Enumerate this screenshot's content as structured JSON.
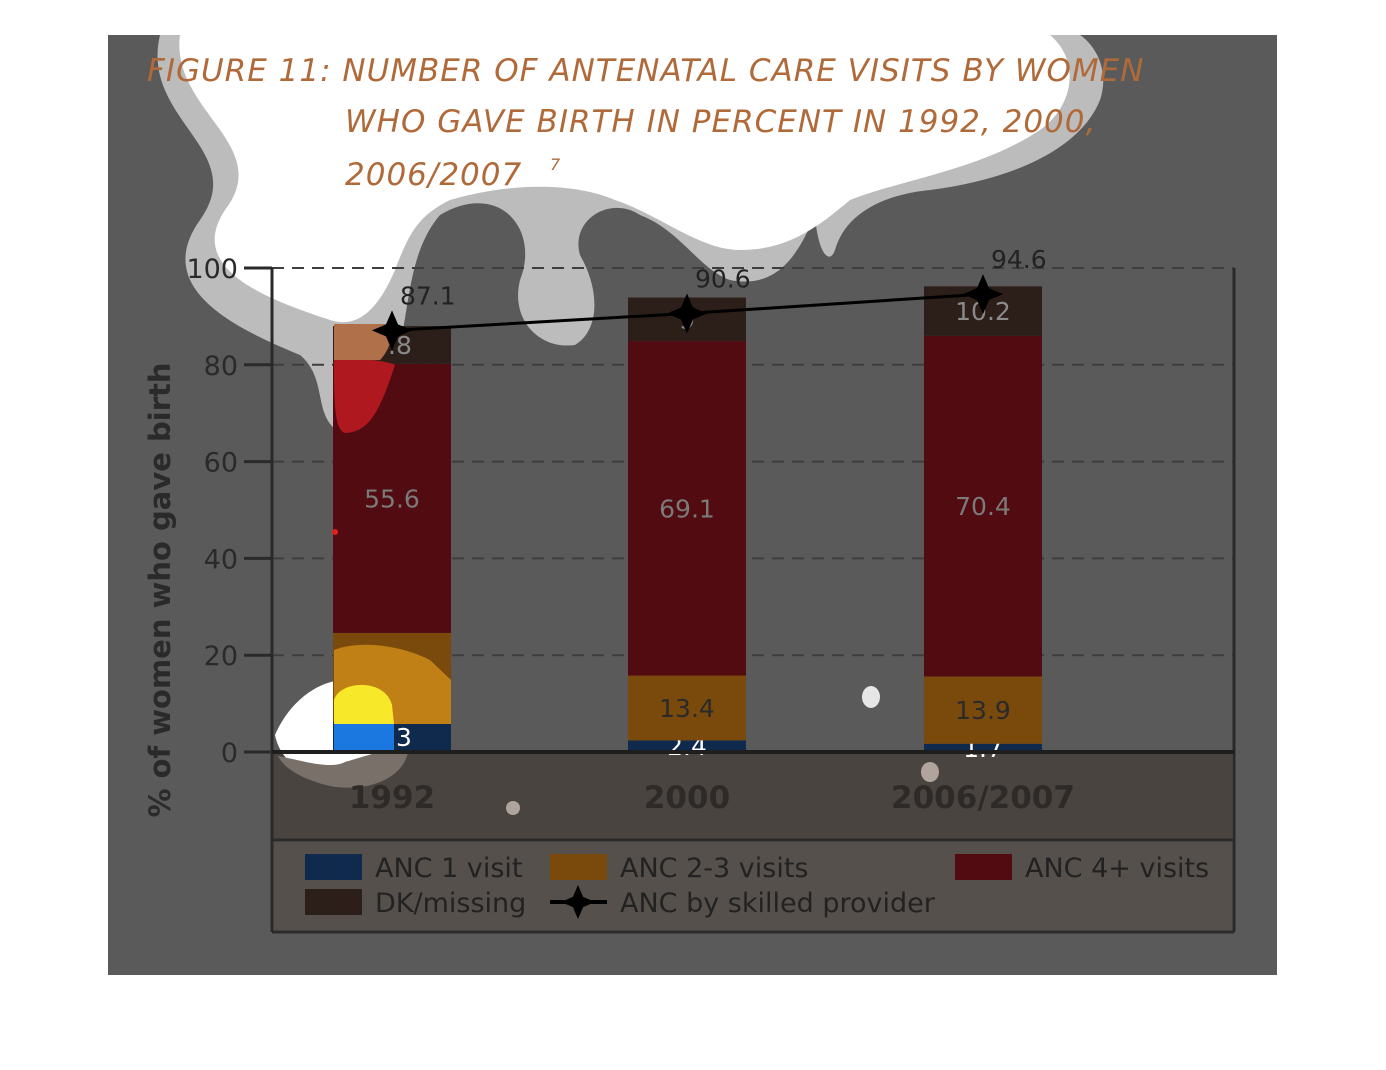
{
  "chart_data": {
    "type": "bar",
    "stacked": true,
    "title_lines": [
      "FIGURE 11: NUMBER OF ANTENATAL CARE VISITS  BY WOMEN",
      "WHO GAVE BIRTH IN PERCENT IN 1992, 2000,",
      "2006/2007"
    ],
    "title_footnote": "7",
    "ylabel": "% of women who gave birth",
    "ylim": [
      0,
      100
    ],
    "yticks": [
      0,
      20,
      40,
      60,
      80,
      100
    ],
    "grid": true,
    "legend_position": "bottom",
    "categories": [
      "1992",
      "2000",
      "2006/2007"
    ],
    "series": [
      {
        "name": "ANC 1 visit",
        "color": "#0f2a4d",
        "label_color": "#ffffff",
        "values": [
          6.3,
          2.4,
          1.7
        ]
      },
      {
        "name": "ANC 2-3 visits",
        "color": "#7a4a0c",
        "label_color": "#2a2a2a",
        "values": [
          18.3,
          13.4,
          13.9
        ]
      },
      {
        "name": "ANC 4+ visits",
        "color": "#520b10",
        "label_color": "#7a7a7a",
        "values": [
          55.6,
          69.1,
          70.4
        ]
      },
      {
        "name": "DK/missing",
        "color": "#2c1e18",
        "label_color": "#8a8a8a",
        "values": [
          7.8,
          9,
          10.2
        ]
      }
    ],
    "line_series": {
      "name": "ANC by skilled provider",
      "color": "#000000",
      "values": [
        87.1,
        90.6,
        94.6
      ]
    }
  }
}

> Problem to solve
Transcribe every record above exactly, leaving out the pictures.

> Task response
Enumerate this screenshot's content as structured JSON.
{
  "chart_data": {
    "type": "bar",
    "stacked": true,
    "title_lines": [
      "FIGURE 11: NUMBER OF ANTENATAL CARE VISITS  BY WOMEN",
      "WHO GAVE BIRTH IN PERCENT IN 1992, 2000,",
      "2006/2007"
    ],
    "title_footnote": "7",
    "ylabel": "% of women who gave birth",
    "ylim": [
      0,
      100
    ],
    "yticks": [
      0,
      20,
      40,
      60,
      80,
      100
    ],
    "grid": true,
    "legend_position": "bottom",
    "categories": [
      "1992",
      "2000",
      "2006/2007"
    ],
    "series": [
      {
        "name": "ANC 1 visit",
        "color": "#0f2a4d",
        "label_color": "#ffffff",
        "values": [
          6.3,
          2.4,
          1.7
        ]
      },
      {
        "name": "ANC 2-3 visits",
        "color": "#7a4a0c",
        "label_color": "#2a2a2a",
        "values": [
          18.3,
          13.4,
          13.9
        ]
      },
      {
        "name": "ANC 4+ visits",
        "color": "#520b10",
        "label_color": "#7a7a7a",
        "values": [
          55.6,
          69.1,
          70.4
        ]
      },
      {
        "name": "DK/missing",
        "color": "#2c1e18",
        "label_color": "#8a8a8a",
        "values": [
          7.8,
          9,
          10.2
        ]
      }
    ],
    "line_series": {
      "name": "ANC by skilled provider",
      "color": "#000000",
      "values": [
        87.1,
        90.6,
        94.6
      ]
    }
  }
}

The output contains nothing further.